### Directions
Will you transcribe all the entries word for word, skipping the pictures they hold?

[START OF Source records]

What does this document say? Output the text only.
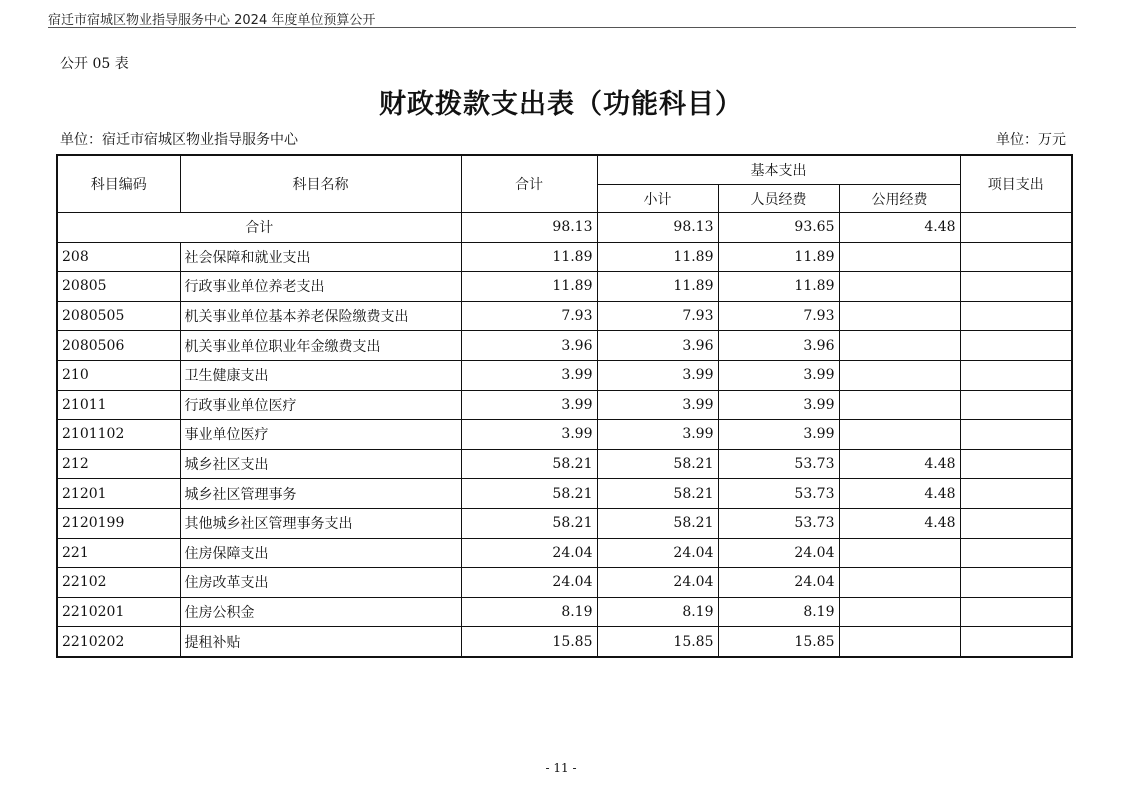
宿迁市宿城区物业指导服务中心 2024 年度单位预算公开
公开 05 表
财政拨款支出表（功能科目）
单位：宿迁市宿城区物业指导服务中心	单位：万元
科目编码	科目名称	合计	基本支出			项目支出
			小计	人员经费	公用经费	
合计		98.13	98.13	93.65	4.48	
208	社会保障和就业支出	11.89	11.89	11.89		
20805	行政事业单位养老支出	11.89	11.89	11.89		
2080505	机关事业单位基本养老保险缴费支出	7.93	7.93	7.93		
2080506	机关事业单位职业年金缴费支出	3.96	3.96	3.96		
210	卫生健康支出	3.99	3.99	3.99		
21011	行政事业单位医疗	3.99	3.99	3.99		
2101102	事业单位医疗	3.99	3.99	3.99		
212	城乡社区支出	58.21	58.21	53.73	4.48	
21201	城乡社区管理事务	58.21	58.21	53.73	4.48	
2120199	其他城乡社区管理事务支出	58.21	58.21	53.73	4.48	
221	住房保障支出	24.04	24.04	24.04		
22102	住房改革支出	24.04	24.04	24.04		
2210201	住房公积金	8.19	8.19	8.19		
2210202	提租补贴	15.85	15.85	15.85		
- 11 -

[END OF Source records]

### Answer
What does this document say? Output the text only.
宿迁市宿城区物业指导服务中心 2024 年度单位预算公开
公开 05 表
财政拨款支出表（功能科目）
单位：宿迁市宿城区物业指导服务中心	单位：万元
科目编码	科目名称	合计	基本支出			项目支出
			小计	人员经费	公用经费	
合计		98.13	98.13	93.65	4.48	
208	社会保障和就业支出	11.89	11.89	11.89		
20805	行政事业单位养老支出	11.89	11.89	11.89		
2080505	机关事业单位基本养老保险缴费支出	7.93	7.93	7.93		
2080506	机关事业单位职业年金缴费支出	3.96	3.96	3.96		
210	卫生健康支出	3.99	3.99	3.99		
21011	行政事业单位医疗	3.99	3.99	3.99		
2101102	事业单位医疗	3.99	3.99	3.99		
212	城乡社区支出	58.21	58.21	53.73	4.48	
21201	城乡社区管理事务	58.21	58.21	53.73	4.48	
2120199	其他城乡社区管理事务支出	58.21	58.21	53.73	4.48	
221	住房保障支出	24.04	24.04	24.04		
22102	住房改革支出	24.04	24.04	24.04		
2210201	住房公积金	8.19	8.19	8.19		
2210202	提租补贴	15.85	15.85	15.85		
- 11 -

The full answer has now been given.